== Exercise instructions ==
Rewrite the rows below, renaming "footer-item" to "footer-entry" wherever it appears and leaving everything else unchanged.

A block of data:
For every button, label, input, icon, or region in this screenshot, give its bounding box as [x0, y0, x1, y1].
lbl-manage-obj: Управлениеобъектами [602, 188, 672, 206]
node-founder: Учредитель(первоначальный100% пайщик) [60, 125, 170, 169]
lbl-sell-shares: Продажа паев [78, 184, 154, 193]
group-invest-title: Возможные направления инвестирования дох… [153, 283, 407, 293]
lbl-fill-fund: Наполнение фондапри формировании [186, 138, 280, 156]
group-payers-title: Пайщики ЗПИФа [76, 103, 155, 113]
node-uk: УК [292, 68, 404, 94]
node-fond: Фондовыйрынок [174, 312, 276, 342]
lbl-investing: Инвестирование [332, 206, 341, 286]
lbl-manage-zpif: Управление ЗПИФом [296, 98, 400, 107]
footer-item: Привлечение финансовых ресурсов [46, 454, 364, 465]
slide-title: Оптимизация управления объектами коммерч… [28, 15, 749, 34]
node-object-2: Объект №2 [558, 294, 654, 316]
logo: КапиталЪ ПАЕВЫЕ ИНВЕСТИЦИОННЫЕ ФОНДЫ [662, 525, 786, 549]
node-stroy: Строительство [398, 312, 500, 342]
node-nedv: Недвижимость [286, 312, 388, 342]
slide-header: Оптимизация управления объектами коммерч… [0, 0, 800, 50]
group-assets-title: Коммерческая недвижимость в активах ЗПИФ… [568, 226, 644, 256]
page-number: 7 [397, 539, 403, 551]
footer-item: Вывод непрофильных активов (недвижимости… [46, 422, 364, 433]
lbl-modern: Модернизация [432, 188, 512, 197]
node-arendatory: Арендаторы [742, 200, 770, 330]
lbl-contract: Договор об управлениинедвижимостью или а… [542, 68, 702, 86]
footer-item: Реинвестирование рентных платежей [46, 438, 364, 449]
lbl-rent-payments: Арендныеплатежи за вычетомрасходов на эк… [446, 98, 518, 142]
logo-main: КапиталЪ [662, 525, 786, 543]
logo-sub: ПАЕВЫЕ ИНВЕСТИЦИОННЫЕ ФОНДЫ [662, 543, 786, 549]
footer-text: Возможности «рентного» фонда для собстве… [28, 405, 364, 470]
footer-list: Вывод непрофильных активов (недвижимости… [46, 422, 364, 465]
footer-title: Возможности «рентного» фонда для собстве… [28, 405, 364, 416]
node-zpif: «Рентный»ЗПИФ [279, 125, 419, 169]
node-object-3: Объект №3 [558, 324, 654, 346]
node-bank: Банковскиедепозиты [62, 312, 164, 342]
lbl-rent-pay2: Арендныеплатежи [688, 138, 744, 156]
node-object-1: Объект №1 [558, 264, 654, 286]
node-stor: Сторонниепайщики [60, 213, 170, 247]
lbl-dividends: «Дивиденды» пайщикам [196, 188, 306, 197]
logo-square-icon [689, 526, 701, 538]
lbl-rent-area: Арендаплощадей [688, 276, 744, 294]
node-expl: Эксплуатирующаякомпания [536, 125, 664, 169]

== Written solution ==
For every button, label, input, icon, or region in this screenshot, give its bounding box as [x0, y0, x1, y1].
lbl-manage-obj: Управлениеобъектами [602, 188, 672, 206]
node-founder: Учредитель(первоначальный100% пайщик) [60, 125, 170, 169]
lbl-sell-shares: Продажа паев [78, 184, 154, 193]
group-invest-title: Возможные направления инвестирования дох… [153, 283, 407, 293]
lbl-fill-fund: Наполнение фондапри формировании [186, 138, 280, 156]
group-payers-title: Пайщики ЗПИФа [76, 103, 155, 113]
node-uk: УК [292, 68, 404, 94]
node-fond: Фондовыйрынок [174, 312, 276, 342]
lbl-investing: Инвестирование [332, 206, 341, 286]
lbl-manage-zpif: Управление ЗПИФом [296, 98, 400, 107]
footer-entry: Привлечение финансовых ресурсов [46, 454, 364, 465]
slide-title: Оптимизация управления объектами коммерч… [28, 15, 749, 34]
node-object-2: Объект №2 [558, 294, 654, 316]
logo: КапиталЪ ПАЕВЫЕ ИНВЕСТИЦИОННЫЕ ФОНДЫ [662, 525, 786, 549]
node-stroy: Строительство [398, 312, 500, 342]
node-nedv: Недвижимость [286, 312, 388, 342]
slide-header: Оптимизация управления объектами коммерч… [0, 0, 800, 50]
group-assets-title: Коммерческая недвижимость в активах ЗПИФ… [568, 226, 644, 256]
page-number: 7 [397, 539, 403, 551]
footer-entry: Вывод непрофильных активов (недвижимости… [46, 422, 364, 433]
lbl-modern: Модернизация [432, 188, 512, 197]
node-arendatory: Арендаторы [742, 200, 770, 330]
lbl-contract: Договор об управлениинедвижимостью или а… [542, 68, 702, 86]
footer-entry: Реинвестирование рентных платежей [46, 438, 364, 449]
lbl-rent-payments: Арендныеплатежи за вычетомрасходов на эк… [446, 98, 518, 142]
logo-main: КапиталЪ [662, 525, 786, 543]
logo-sub: ПАЕВЫЕ ИНВЕСТИЦИОННЫЕ ФОНДЫ [662, 543, 786, 549]
footer-text: Возможности «рентного» фонда для собстве… [28, 405, 364, 470]
footer-list: Вывод непрофильных активов (недвижимости… [46, 422, 364, 465]
footer-title: Возможности «рентного» фонда для собстве… [28, 405, 364, 416]
node-zpif: «Рентный»ЗПИФ [279, 125, 419, 169]
node-object-3: Объект №3 [558, 324, 654, 346]
node-bank: Банковскиедепозиты [62, 312, 164, 342]
lbl-rent-pay2: Арендныеплатежи [688, 138, 744, 156]
node-object-1: Объект №1 [558, 264, 654, 286]
node-stor: Сторонниепайщики [60, 213, 170, 247]
lbl-dividends: «Дивиденды» пайщикам [196, 188, 306, 197]
logo-square-icon [689, 526, 701, 538]
lbl-rent-area: Арендаплощадей [688, 276, 744, 294]
node-expl: Эксплуатирующаякомпания [536, 125, 664, 169]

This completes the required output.